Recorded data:

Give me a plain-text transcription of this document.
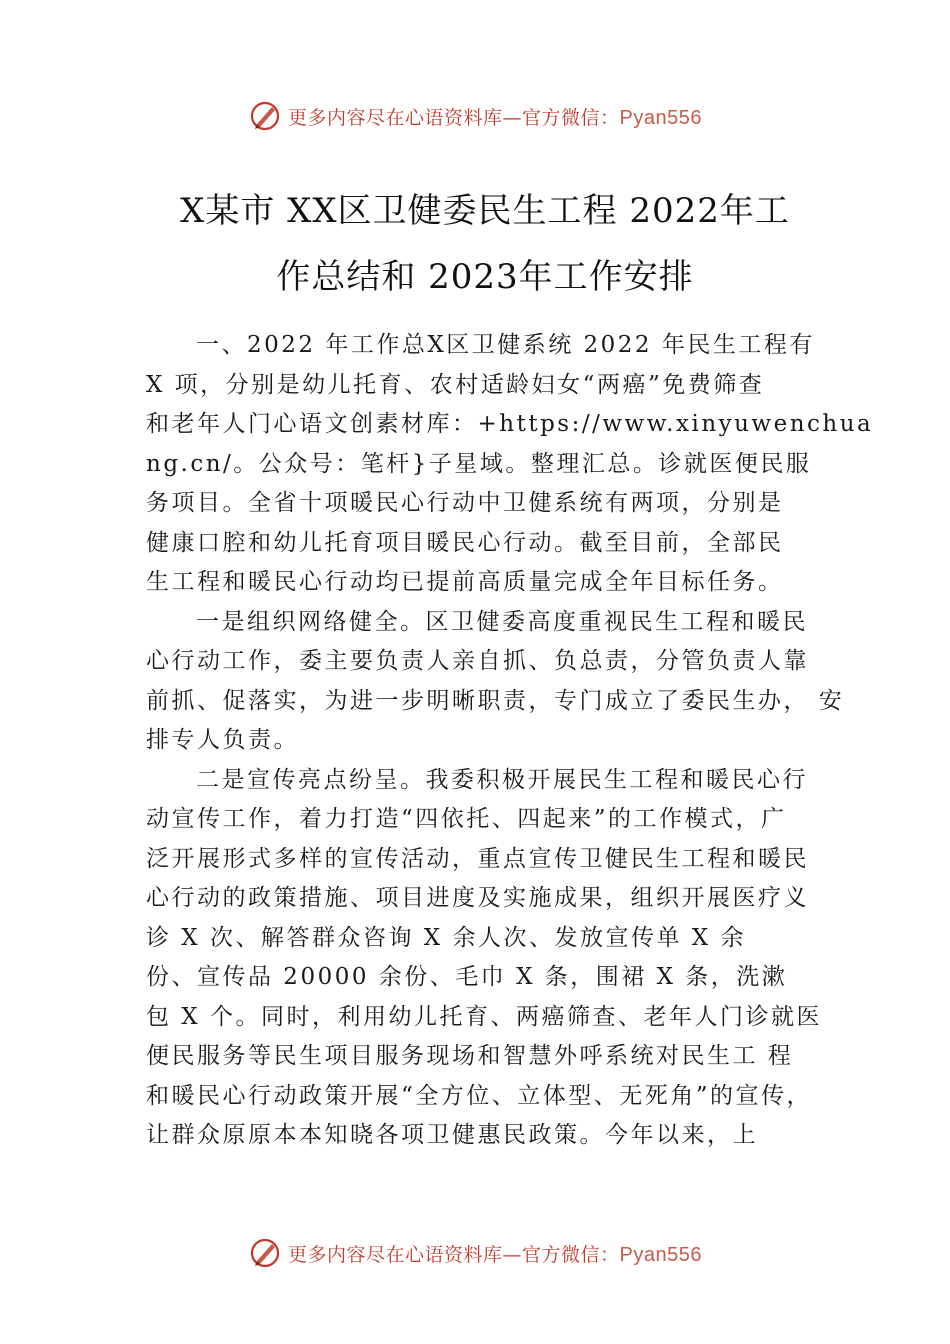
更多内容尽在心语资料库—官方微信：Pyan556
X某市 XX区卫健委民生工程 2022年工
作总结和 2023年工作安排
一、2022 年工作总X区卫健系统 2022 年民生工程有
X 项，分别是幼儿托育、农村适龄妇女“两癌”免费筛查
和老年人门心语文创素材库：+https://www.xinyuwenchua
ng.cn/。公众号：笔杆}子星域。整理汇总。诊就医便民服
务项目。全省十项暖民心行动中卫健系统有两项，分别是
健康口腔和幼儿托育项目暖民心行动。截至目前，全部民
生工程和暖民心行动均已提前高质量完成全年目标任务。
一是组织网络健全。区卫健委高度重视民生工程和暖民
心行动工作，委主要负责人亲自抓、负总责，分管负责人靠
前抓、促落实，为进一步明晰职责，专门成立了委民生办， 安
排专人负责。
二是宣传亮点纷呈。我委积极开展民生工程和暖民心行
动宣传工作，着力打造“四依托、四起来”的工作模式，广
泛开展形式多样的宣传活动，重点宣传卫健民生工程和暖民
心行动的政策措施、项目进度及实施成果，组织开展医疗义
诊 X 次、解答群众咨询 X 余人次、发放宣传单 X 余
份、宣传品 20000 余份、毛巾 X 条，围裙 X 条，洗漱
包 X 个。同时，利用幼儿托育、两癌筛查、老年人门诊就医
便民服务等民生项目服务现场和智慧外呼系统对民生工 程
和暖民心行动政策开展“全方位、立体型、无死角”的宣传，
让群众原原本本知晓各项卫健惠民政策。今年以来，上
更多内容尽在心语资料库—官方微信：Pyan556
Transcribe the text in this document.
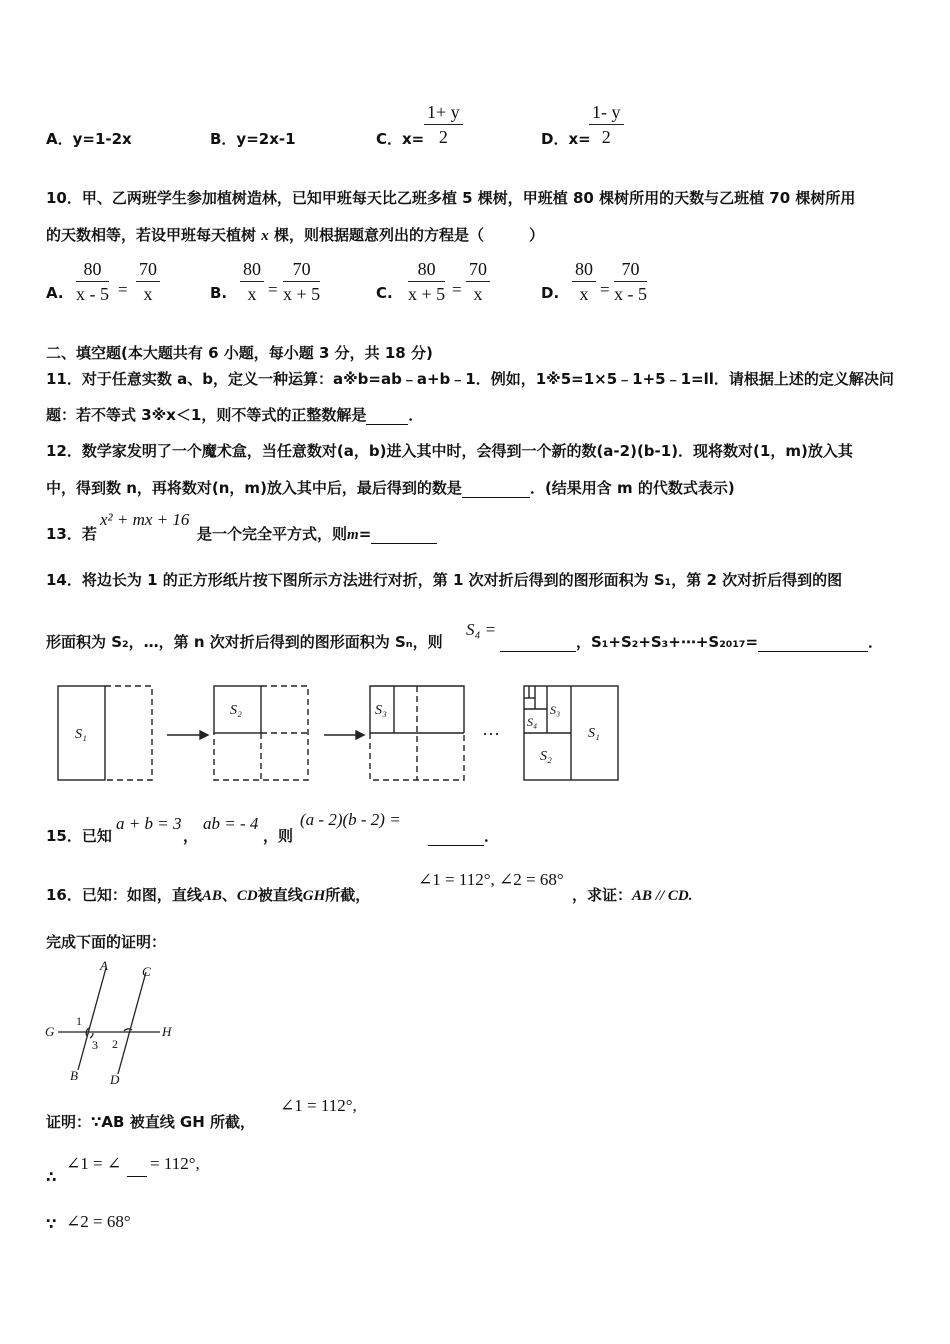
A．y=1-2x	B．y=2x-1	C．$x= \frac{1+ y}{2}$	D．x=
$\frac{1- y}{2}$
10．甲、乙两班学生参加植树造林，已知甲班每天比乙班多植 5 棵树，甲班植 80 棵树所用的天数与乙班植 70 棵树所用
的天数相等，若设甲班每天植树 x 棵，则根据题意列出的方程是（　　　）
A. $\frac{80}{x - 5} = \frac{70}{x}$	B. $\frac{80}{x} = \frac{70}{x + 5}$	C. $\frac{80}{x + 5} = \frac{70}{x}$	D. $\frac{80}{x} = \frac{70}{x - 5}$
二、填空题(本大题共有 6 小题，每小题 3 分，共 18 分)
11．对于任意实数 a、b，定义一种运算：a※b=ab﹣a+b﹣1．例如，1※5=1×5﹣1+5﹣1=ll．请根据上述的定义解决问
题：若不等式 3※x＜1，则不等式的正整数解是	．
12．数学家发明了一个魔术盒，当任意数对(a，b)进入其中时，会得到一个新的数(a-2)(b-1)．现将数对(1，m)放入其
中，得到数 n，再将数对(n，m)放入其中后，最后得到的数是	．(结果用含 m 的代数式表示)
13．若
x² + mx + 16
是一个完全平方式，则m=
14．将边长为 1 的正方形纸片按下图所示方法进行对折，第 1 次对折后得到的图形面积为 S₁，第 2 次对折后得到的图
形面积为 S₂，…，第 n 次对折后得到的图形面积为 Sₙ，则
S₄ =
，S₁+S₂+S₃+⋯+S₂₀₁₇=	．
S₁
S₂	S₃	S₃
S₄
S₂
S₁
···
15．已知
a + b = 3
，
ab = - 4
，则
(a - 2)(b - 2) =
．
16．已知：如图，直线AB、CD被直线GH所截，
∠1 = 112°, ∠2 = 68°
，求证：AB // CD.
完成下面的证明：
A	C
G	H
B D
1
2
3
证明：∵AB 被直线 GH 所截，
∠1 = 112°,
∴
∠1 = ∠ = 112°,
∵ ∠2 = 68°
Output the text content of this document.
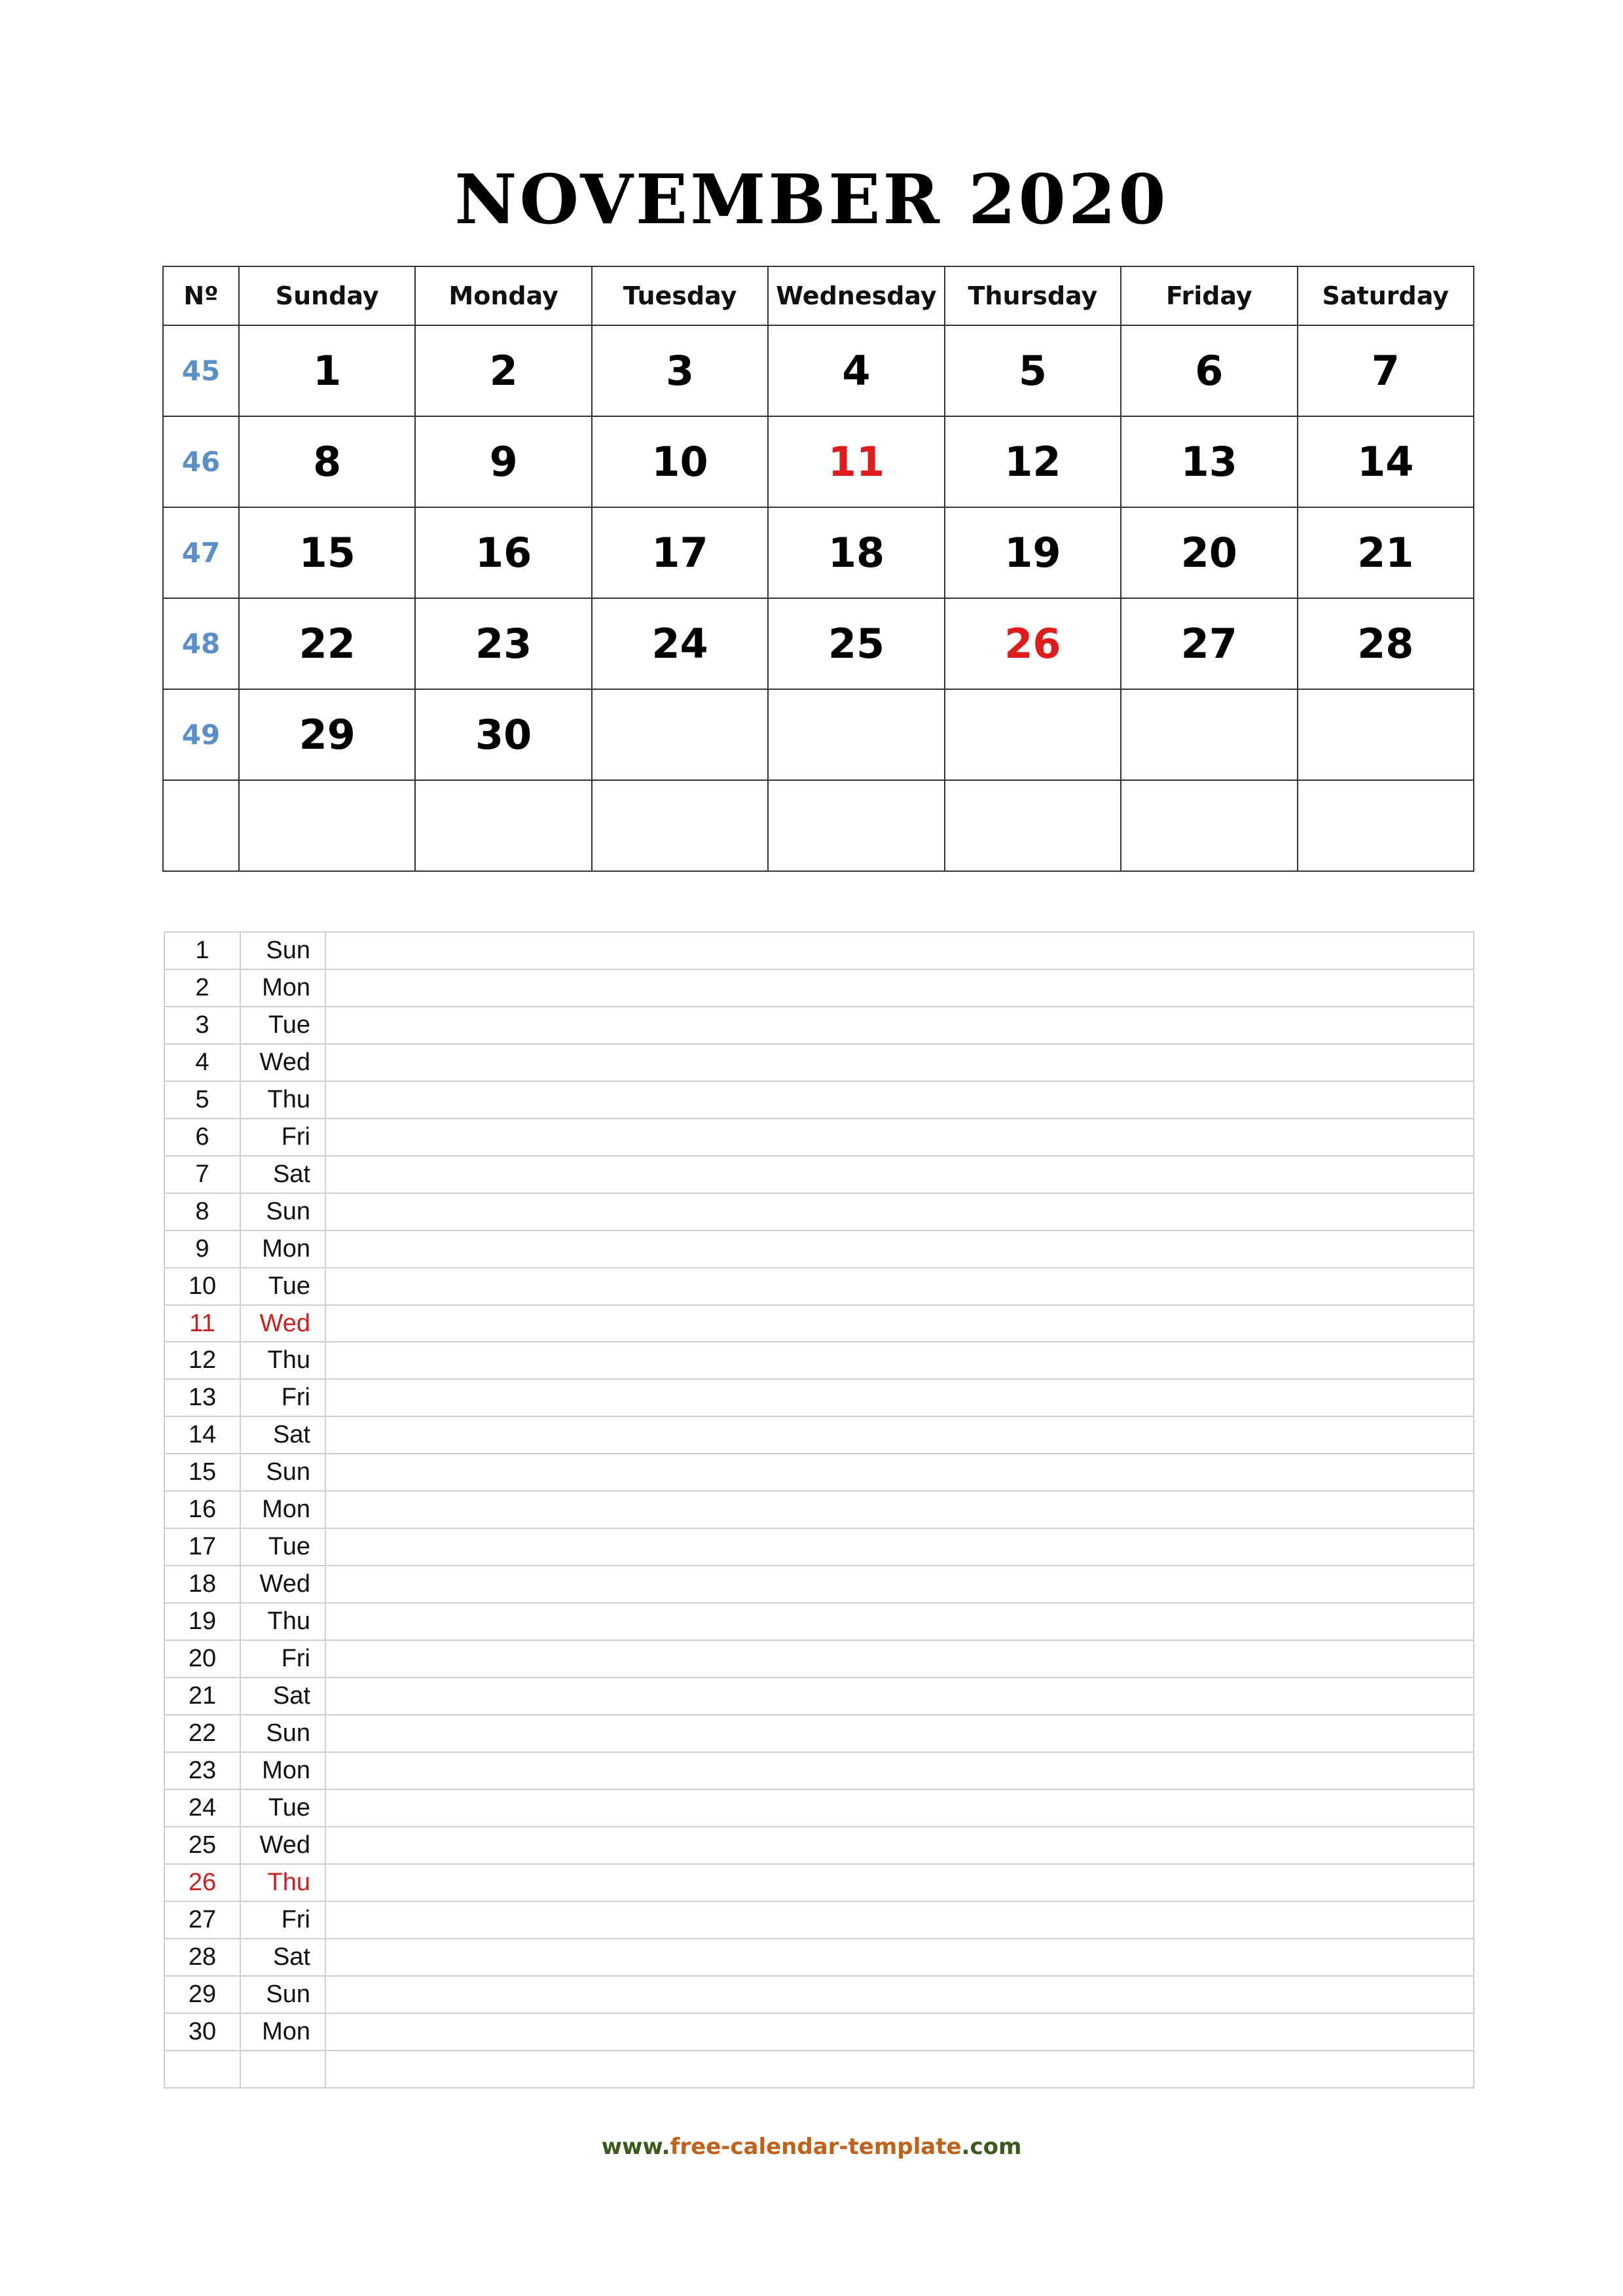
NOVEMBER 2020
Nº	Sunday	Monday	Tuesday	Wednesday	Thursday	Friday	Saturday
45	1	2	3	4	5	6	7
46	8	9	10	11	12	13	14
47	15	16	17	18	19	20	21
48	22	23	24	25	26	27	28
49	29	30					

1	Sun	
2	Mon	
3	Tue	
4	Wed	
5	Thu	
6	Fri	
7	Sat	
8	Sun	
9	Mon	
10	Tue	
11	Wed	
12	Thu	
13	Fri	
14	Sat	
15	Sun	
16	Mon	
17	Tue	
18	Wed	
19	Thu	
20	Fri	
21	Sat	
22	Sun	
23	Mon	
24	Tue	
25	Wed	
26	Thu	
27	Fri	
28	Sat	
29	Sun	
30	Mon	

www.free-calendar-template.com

#### Goal
Write out the records above once more, word for word, with no pictures.

#### Response to this exercise
Give me a plain-text transcription of this document.
更多内容尽在心语资料库—官方微信：Pyan556
X某市 XX区卫健委民生工程 2022年工
作总结和 2023年工作安排
一、2022 年工作总X区卫健系统 2022 年民生工程有
X 项，分别是幼儿托育、农村适龄妇女“两癌”免费筛查
和老年人门心语文创素材库：+https://www.xinyuwenchua
ng.cn/。公众号：笔杆}子星域。整理汇总。诊就医便民服
务项目。全省十项暖民心行动中卫健系统有两项，分别是
健康口腔和幼儿托育项目暖民心行动。截至目前，全部民
生工程和暖民心行动均已提前高质量完成全年目标任务。
一是组织网络健全。区卫健委高度重视民生工程和暖民
心行动工作，委主要负责人亲自抓、负总责，分管负责人靠
前抓、促落实，为进一步明晰职责，专门成立了委民生办， 安
排专人负责。
二是宣传亮点纷呈。我委积极开展民生工程和暖民心行
动宣传工作，着力打造“四依托、四起来”的工作模式，广
泛开展形式多样的宣传活动，重点宣传卫健民生工程和暖民
心行动的政策措施、项目进度及实施成果，组织开展医疗义
诊 X 次、解答群众咨询 X 余人次、发放宣传单 X 余
份、宣传品 20000 余份、毛巾 X 条，围裙 X 条，洗漱
包 X 个。同时，利用幼儿托育、两癌筛查、老年人门诊就医
便民服务等民生项目服务现场和智慧外呼系统对民生工 程
和暖民心行动政策开展“全方位、立体型、无死角”的宣传，
让群众原原本本知晓各项卫健惠民政策。今年以来，上
更多内容尽在心语资料库—官方微信：Pyan556
Transcribe the text in this document.
A．y=1-2x	B．y=2x-1	C．$x= \frac{1+ y}{2}$	D．x=
$\frac{1- y}{2}$
10．甲、乙两班学生参加植树造林，已知甲班每天比乙班多植 5 棵树，甲班植 80 棵树所用的天数与乙班植 70 棵树所用
的天数相等，若设甲班每天植树 x 棵，则根据题意列出的方程是（　　　）
A. $\frac{80}{x - 5} = \frac{70}{x}$	B. $\frac{80}{x} = \frac{70}{x + 5}$	C. $\frac{80}{x + 5} = \frac{70}{x}$	D. $\frac{80}{x} = \frac{70}{x - 5}$
二、填空题(本大题共有 6 小题，每小题 3 分，共 18 分)
11．对于任意实数 a、b，定义一种运算：a※b=ab﹣a+b﹣1．例如，1※5=1×5﹣1+5﹣1=ll．请根据上述的定义解决问
题：若不等式 3※x＜1，则不等式的正整数解是	．
12．数学家发明了一个魔术盒，当任意数对(a，b)进入其中时，会得到一个新的数(a-2)(b-1)．现将数对(1，m)放入其
中，得到数 n，再将数对(n，m)放入其中后，最后得到的数是	．(结果用含 m 的代数式表示)
13．若
x² + mx + 16
是一个完全平方式，则m=
14．将边长为 1 的正方形纸片按下图所示方法进行对折，第 1 次对折后得到的图形面积为 S₁，第 2 次对折后得到的图
形面积为 S₂，…，第 n 次对折后得到的图形面积为 Sₙ，则
S₄ =
，S₁+S₂+S₃+⋯+S₂₀₁₇=	．
S₁
S₂	S₃	S₃
S₄
S₂
S₁
···
15．已知
a + b = 3
，
ab = - 4
，则
(a - 2)(b - 2) =
．
16．已知：如图，直线AB、CD被直线GH所截，
∠1 = 112°, ∠2 = 68°
，求证：AB // CD.
完成下面的证明：
A	C
G	H
B D
1
2
3
证明：∵AB 被直线 GH 所截，
∠1 = 112°,
∴
∠1 = ∠ = 112°,
∵ ∠2 = 68°
Output the text content of this document.
NOVEMBER 2020
Nº	Sunday	Monday	Tuesday	Wednesday	Thursday	Friday	Saturday
45	1	2	3	4	5	6	7
46	8	9	10	11	12	13	14
47	15	16	17	18	19	20	21
48	22	23	24	25	26	27	28
49	29	30					

1	Sun	
2	Mon	
3	Tue	
4	Wed	
5	Thu	
6	Fri	
7	Sat	
8	Sun	
9	Mon	
10	Tue	
11	Wed	
12	Thu	
13	Fri	
14	Sat	
15	Sun	
16	Mon	
17	Tue	
18	Wed	
19	Thu	
20	Fri	
21	Sat	
22	Sun	
23	Mon	
24	Tue	
25	Wed	
26	Thu	
27	Fri	
28	Sat	
29	Sun	
30	Mon	

www.free-calendar-template.com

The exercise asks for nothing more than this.